> _Prompt_:
Locate each line below that includes "Albedo" and reproduce it.

> _Records for processing_:
--- START ---
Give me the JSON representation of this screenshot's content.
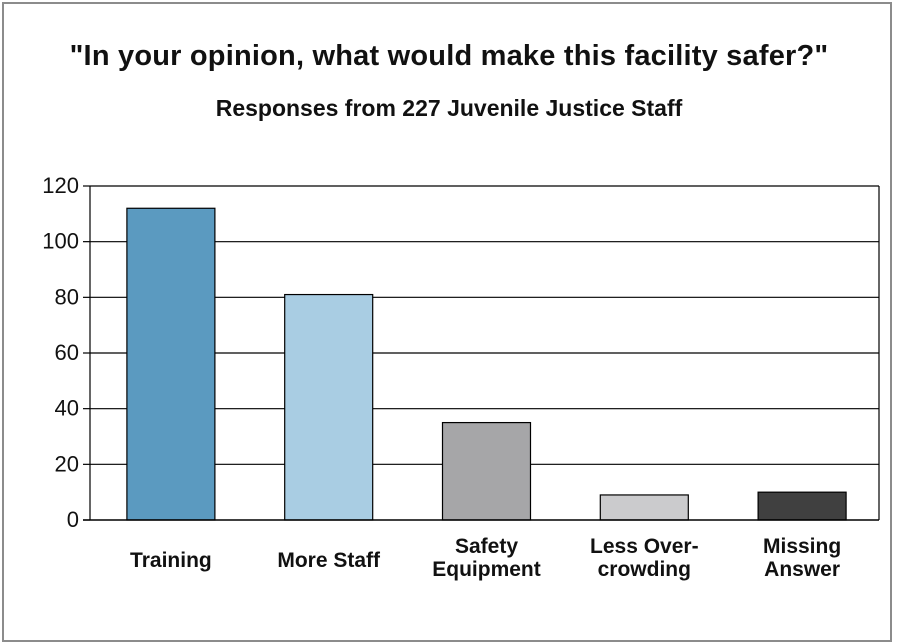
{
  "chart_data": {
    "type": "bar",
    "title": "\"In your opinion, what would make this facility safer?\"",
    "subtitle": "Responses from 227 Juvenile Justice Staff",
    "categories": [
      [
        "Training"
      ],
      [
        "More Staff"
      ],
      [
        "Safety",
        "Equipment"
      ],
      [
        "Less Over-",
        "crowding"
      ],
      [
        "Missing",
        "Answer"
      ]
    ],
    "values": [
      112,
      81,
      35,
      9,
      10
    ],
    "colors": [
      "#5b9ac0",
      "#a9cde3",
      "#a6a6a8",
      "#cbcbcd",
      "#404040"
    ],
    "ylim": [
      0,
      120
    ],
    "yticks": [
      0,
      20,
      40,
      60,
      80,
      100,
      120
    ],
    "grid": true,
    "xlabel": "",
    "ylabel": ""
  }
}
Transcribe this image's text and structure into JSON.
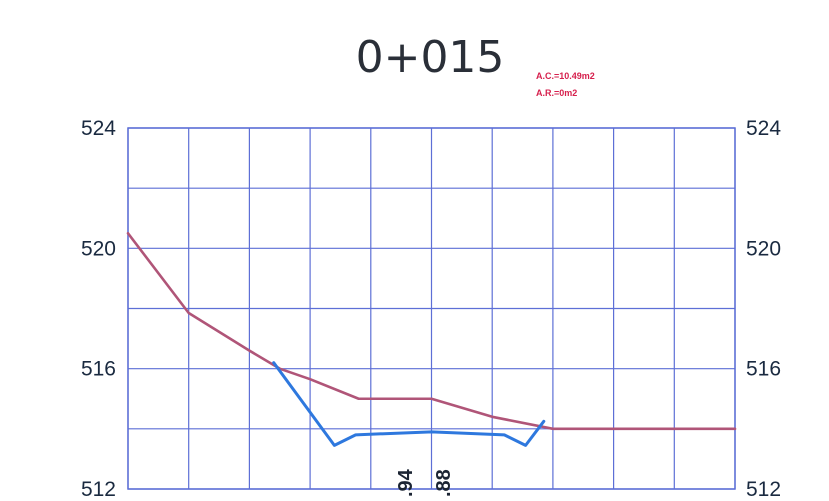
{
  "page": {
    "title": "0+015",
    "notes": [
      "A.C.=10.49m2",
      "A.R.=0m2"
    ]
  },
  "chart_data": {
    "type": "line",
    "title": "0+015",
    "xlabel": "",
    "ylabel": "",
    "xlim": [
      0,
      10
    ],
    "ylim": [
      512,
      524
    ],
    "grid": true,
    "y_ticks": [
      524,
      520,
      516,
      512
    ],
    "y_ticks_right": [
      524,
      520,
      516,
      512
    ],
    "annotations": [
      "A.C.=10.49m2",
      "A.R.=0m2"
    ],
    "bottom_labels": [
      ".94",
      ".88"
    ],
    "series": [
      {
        "color": "#b05578",
        "x": [
          0,
          1,
          2,
          2.5,
          3,
          3.8,
          5,
          6,
          7,
          10
        ],
        "y": [
          520.5,
          517.85,
          516.6,
          516,
          515.65,
          515,
          515,
          514.4,
          514,
          514
        ]
      },
      {
        "color": "#2e78de",
        "x": [
          2.4,
          3.4,
          3.75,
          5,
          6.2,
          6.55,
          6.85
        ],
        "y": [
          516.2,
          513.45,
          513.8,
          513.9,
          513.8,
          513.45,
          514.25
        ]
      }
    ]
  }
}
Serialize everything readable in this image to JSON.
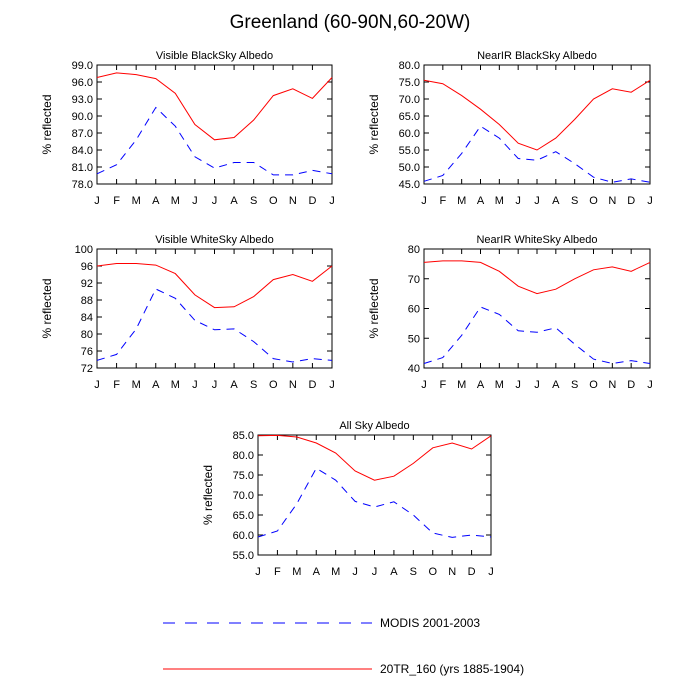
{
  "title": "Greenland (60-90N,60-20W)",
  "legend": [
    {
      "label": "MODIS 2001-2003",
      "color": "#0000ff",
      "dash": "dashed"
    },
    {
      "label": "20TR_160 (yrs 1885-1904)",
      "color": "#ff0000",
      "dash": "solid"
    }
  ],
  "chart_data": [
    {
      "type": "line",
      "title": "Visible BlackSky Albedo",
      "ylabel": "% reflected",
      "categories": [
        "J",
        "F",
        "M",
        "A",
        "M",
        "J",
        "J",
        "A",
        "S",
        "O",
        "N",
        "D",
        "J"
      ],
      "ylim": [
        78.0,
        99.0
      ],
      "yticks": [
        "78.0",
        "81.0",
        "84.0",
        "87.0",
        "90.0",
        "93.0",
        "96.0",
        "99.0"
      ],
      "series": [
        {
          "name": "20TR_160 (yrs 1885-1904)",
          "color": "#ff0000",
          "values": [
            96.8,
            97.6,
            97.3,
            96.6,
            94.0,
            88.5,
            85.8,
            86.2,
            89.3,
            93.6,
            94.8,
            93.1,
            96.8
          ]
        },
        {
          "name": "MODIS 2001-2003",
          "color": "#0000ff",
          "values": [
            79.8,
            81.4,
            85.8,
            91.5,
            88.2,
            82.8,
            80.8,
            81.8,
            81.8,
            79.6,
            79.6,
            80.4,
            79.8
          ]
        }
      ]
    },
    {
      "type": "line",
      "title": "NearIR BlackSky Albedo",
      "ylabel": "% reflected",
      "categories": [
        "J",
        "F",
        "M",
        "A",
        "M",
        "J",
        "J",
        "A",
        "S",
        "O",
        "N",
        "D",
        "J"
      ],
      "ylim": [
        45.0,
        80.0
      ],
      "yticks": [
        "45.0",
        "50.0",
        "55.0",
        "60.0",
        "65.0",
        "70.0",
        "75.0",
        "80.0"
      ],
      "series": [
        {
          "name": "20TR_160 (yrs 1885-1904)",
          "color": "#ff0000",
          "values": [
            75.5,
            74.5,
            71.0,
            67.0,
            62.5,
            57.0,
            55.0,
            58.5,
            64.0,
            70.0,
            73.0,
            72.0,
            75.5
          ]
        },
        {
          "name": "MODIS 2001-2003",
          "color": "#0000ff",
          "values": [
            45.8,
            47.5,
            54.0,
            62.0,
            58.5,
            52.5,
            52.0,
            54.5,
            51.0,
            47.0,
            45.5,
            46.5,
            45.5
          ]
        }
      ]
    },
    {
      "type": "line",
      "title": "Visible WhiteSky Albedo",
      "ylabel": "% reflected",
      "categories": [
        "J",
        "F",
        "M",
        "A",
        "M",
        "J",
        "J",
        "A",
        "S",
        "O",
        "N",
        "D",
        "J"
      ],
      "ylim": [
        72,
        100
      ],
      "yticks": [
        "72",
        "76",
        "80",
        "84",
        "88",
        "92",
        "96",
        "100"
      ],
      "series": [
        {
          "name": "20TR_160 (yrs 1885-1904)",
          "color": "#ff0000",
          "values": [
            96.0,
            96.6,
            96.6,
            96.2,
            94.2,
            89.2,
            86.2,
            86.4,
            88.8,
            92.8,
            94.0,
            92.4,
            96.0
          ]
        },
        {
          "name": "MODIS 2001-2003",
          "color": "#0000ff",
          "values": [
            73.8,
            75.2,
            81.2,
            90.6,
            88.4,
            83.2,
            81.0,
            81.2,
            78.2,
            74.2,
            73.4,
            74.2,
            73.8
          ]
        }
      ]
    },
    {
      "type": "line",
      "title": "NearIR WhiteSky Albedo",
      "ylabel": "% reflected",
      "categories": [
        "J",
        "F",
        "M",
        "A",
        "M",
        "J",
        "J",
        "A",
        "S",
        "O",
        "N",
        "D",
        "J"
      ],
      "ylim": [
        40,
        80
      ],
      "yticks": [
        "40",
        "50",
        "60",
        "70",
        "80"
      ],
      "series": [
        {
          "name": "20TR_160 (yrs 1885-1904)",
          "color": "#ff0000",
          "values": [
            75.5,
            76.0,
            76.0,
            75.5,
            72.5,
            67.5,
            65.0,
            66.5,
            70.0,
            73.0,
            74.0,
            72.5,
            75.5
          ]
        },
        {
          "name": "MODIS 2001-2003",
          "color": "#0000ff",
          "values": [
            41.5,
            43.5,
            51.0,
            60.5,
            58.0,
            52.5,
            52.0,
            53.5,
            48.0,
            43.0,
            41.5,
            42.5,
            41.5
          ]
        }
      ]
    },
    {
      "type": "line",
      "title": "All Sky Albedo",
      "ylabel": "% reflected",
      "categories": [
        "J",
        "F",
        "M",
        "A",
        "M",
        "J",
        "J",
        "A",
        "S",
        "O",
        "N",
        "D",
        "J"
      ],
      "ylim": [
        55.0,
        85.0
      ],
      "yticks": [
        "55.0",
        "60.0",
        "65.0",
        "70.0",
        "75.0",
        "80.0",
        "85.0"
      ],
      "series": [
        {
          "name": "20TR_160 (yrs 1885-1904)",
          "color": "#ff0000",
          "values": [
            84.8,
            84.9,
            84.5,
            83.0,
            80.5,
            76.0,
            73.7,
            74.7,
            77.9,
            81.8,
            83.0,
            81.5,
            84.8
          ]
        },
        {
          "name": "MODIS 2001-2003",
          "color": "#0000ff",
          "values": [
            59.5,
            61.0,
            67.8,
            76.7,
            73.7,
            68.4,
            67.0,
            68.3,
            65.0,
            60.5,
            59.4,
            60.0,
            59.5
          ]
        }
      ]
    }
  ]
}
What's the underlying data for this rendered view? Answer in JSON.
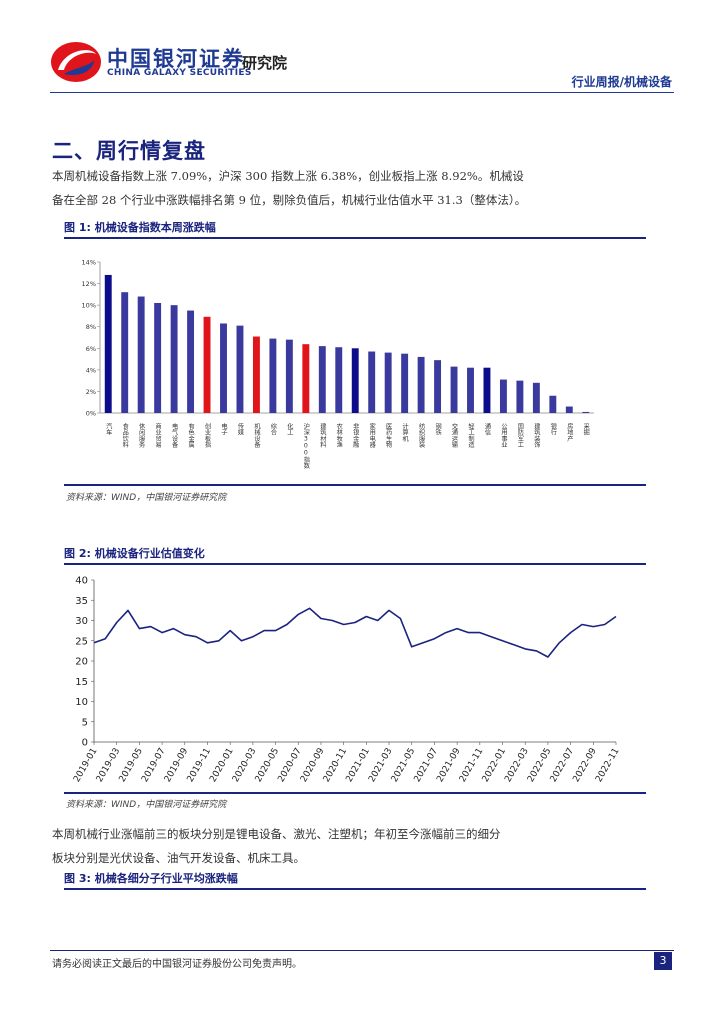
{
  "header": {
    "brand_cn": "中国银河证券",
    "brand_en": "CHINA GALAXY SECURITIES",
    "brand_inst": "研究院",
    "report_type": "行业周报/机械设备"
  },
  "section": {
    "title": "二、周行情复盘",
    "para1": [
      "本周机械设备指数上涨 7.09%，沪深 300 指数上涨 6.38%，创业板指上涨 8.92%。机械设",
      "备在全部 28 个行业中涨跌幅排名第 9 位，剔除负值后，机械行业估值水平 31.3（整体法）。"
    ],
    "para2": [
      "本周机械行业涨幅前三的板块分别是锂电设备、激光、注塑机；年初至今涨幅前三的细分",
      "板块分别是光伏设备、油气开发设备、机床工具。"
    ]
  },
  "figures": [
    {
      "label": "图 1:",
      "title": "机械设备指数本周涨跌幅",
      "source": "资料来源：WIND，中国银河证券研究院"
    },
    {
      "label": "图 2:",
      "title": "机械设备行业估值变化",
      "source": "资料来源：WIND，中国银河证券研究院"
    },
    {
      "label": "图 3:",
      "title": "机械各细分子行业平均涨跌幅",
      "source": ""
    }
  ],
  "chart_data": [
    {
      "type": "bar",
      "title": "机械设备指数本周涨跌幅",
      "categories": [
        "汽车",
        "食品饮料",
        "休闲服务",
        "商业贸易",
        "电气设备",
        "有色金属",
        "创业板指",
        "电子",
        "传媒",
        "机械设备",
        "综合",
        "化工",
        "沪深300指数",
        "建筑材料",
        "农林牧渔",
        "非银金融",
        "家用电器",
        "医药生物",
        "计算机",
        "纺织服装",
        "钢铁",
        "交通运输",
        "轻工制造",
        "通信",
        "公用事业",
        "国防军工",
        "建筑装饰",
        "银行",
        "房地产",
        "采掘"
      ],
      "values": [
        12.8,
        11.2,
        10.8,
        10.2,
        10.0,
        9.5,
        8.92,
        8.3,
        8.1,
        7.09,
        6.9,
        6.8,
        6.38,
        6.2,
        6.1,
        6.0,
        5.7,
        5.6,
        5.5,
        5.2,
        4.9,
        4.3,
        4.2,
        4.2,
        3.1,
        3.0,
        2.8,
        1.6,
        0.6,
        0.1
      ],
      "bar_colors": [
        "#0d0d8c",
        "#3a3a9e",
        "#3a3a9e",
        "#3a3a9e",
        "#3a3a9e",
        "#3a3a9e",
        "#e0151b",
        "#3a3a9e",
        "#3a3a9e",
        "#e0151b",
        "#3a3a9e",
        "#3a3a9e",
        "#e0151b",
        "#3a3a9e",
        "#3a3a9e",
        "#0d0d8c",
        "#3a3a9e",
        "#3a3a9e",
        "#3a3a9e",
        "#3a3a9e",
        "#3a3a9e",
        "#3a3a9e",
        "#3a3a9e",
        "#0d0d8c",
        "#3a3a9e",
        "#3a3a9e",
        "#3a3a9e",
        "#3a3a9e",
        "#3a3a9e",
        "#3a3a9e"
      ],
      "ylim": [
        0,
        14
      ],
      "yticks": [
        "0%",
        "2%",
        "4%",
        "6%",
        "8%",
        "10%",
        "12%",
        "14%"
      ],
      "grid": false
    },
    {
      "type": "line",
      "title": "机械设备行业估值变化",
      "x": [
        "2019-01",
        "2019-02",
        "2019-03",
        "2019-04",
        "2019-05",
        "2019-06",
        "2019-07",
        "2019-08",
        "2019-09",
        "2019-10",
        "2019-11",
        "2019-12",
        "2020-01",
        "2020-02",
        "2020-03",
        "2020-04",
        "2020-05",
        "2020-06",
        "2020-07",
        "2020-08",
        "2020-09",
        "2020-10",
        "2020-11",
        "2020-12",
        "2021-01",
        "2021-02",
        "2021-03",
        "2021-04",
        "2021-05",
        "2021-06",
        "2021-07",
        "2021-08",
        "2021-09",
        "2021-10",
        "2021-11",
        "2021-12",
        "2022-01",
        "2022-02",
        "2022-03",
        "2022-04",
        "2022-05",
        "2022-06",
        "2022-07",
        "2022-08",
        "2022-09",
        "2022-10",
        "2022-11"
      ],
      "values": [
        24.5,
        25.5,
        29.5,
        32.5,
        28.0,
        28.5,
        27.0,
        28.0,
        26.5,
        26.0,
        24.5,
        25.0,
        27.5,
        25.0,
        26.0,
        27.5,
        27.5,
        29.0,
        31.5,
        33.0,
        30.5,
        30.0,
        29.0,
        29.5,
        31.0,
        30.0,
        32.5,
        30.5,
        23.5,
        24.5,
        25.5,
        27.0,
        28.0,
        27.0,
        27.0,
        26.0,
        25.0,
        24.0,
        23.0,
        22.5,
        21.0,
        24.5,
        27.0,
        29.0,
        28.5,
        29.0,
        31.0
      ],
      "ylim": [
        0,
        40
      ],
      "yticks": [
        "0",
        "5",
        "10",
        "15",
        "20",
        "25",
        "30",
        "35",
        "40"
      ],
      "xticks": [
        "2019-01",
        "2019-03",
        "2019-05",
        "2019-07",
        "2019-09",
        "2019-11",
        "2020-01",
        "2020-03",
        "2020-05",
        "2020-07",
        "2020-09",
        "2020-11",
        "2021-01",
        "2021-03",
        "2021-05",
        "2021-07",
        "2021-09",
        "2021-11",
        "2022-01",
        "2022-03",
        "2022-05",
        "2022-07",
        "2022-09",
        "2022-11"
      ],
      "line_color": "#1a237e",
      "grid": false
    }
  ],
  "footer": {
    "disclaimer": "请务必阅读正文最后的中国银河证券股份公司免责声明。",
    "page": "3"
  }
}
--- END ---
> _Exercise output_:
      "title": "Visible BlackSky Albedo",
      "title": "NearIR BlackSky Albedo",
      "title": "Visible WhiteSky Albedo",
      "title": "NearIR WhiteSky Albedo",
      "title": "All Sky Albedo",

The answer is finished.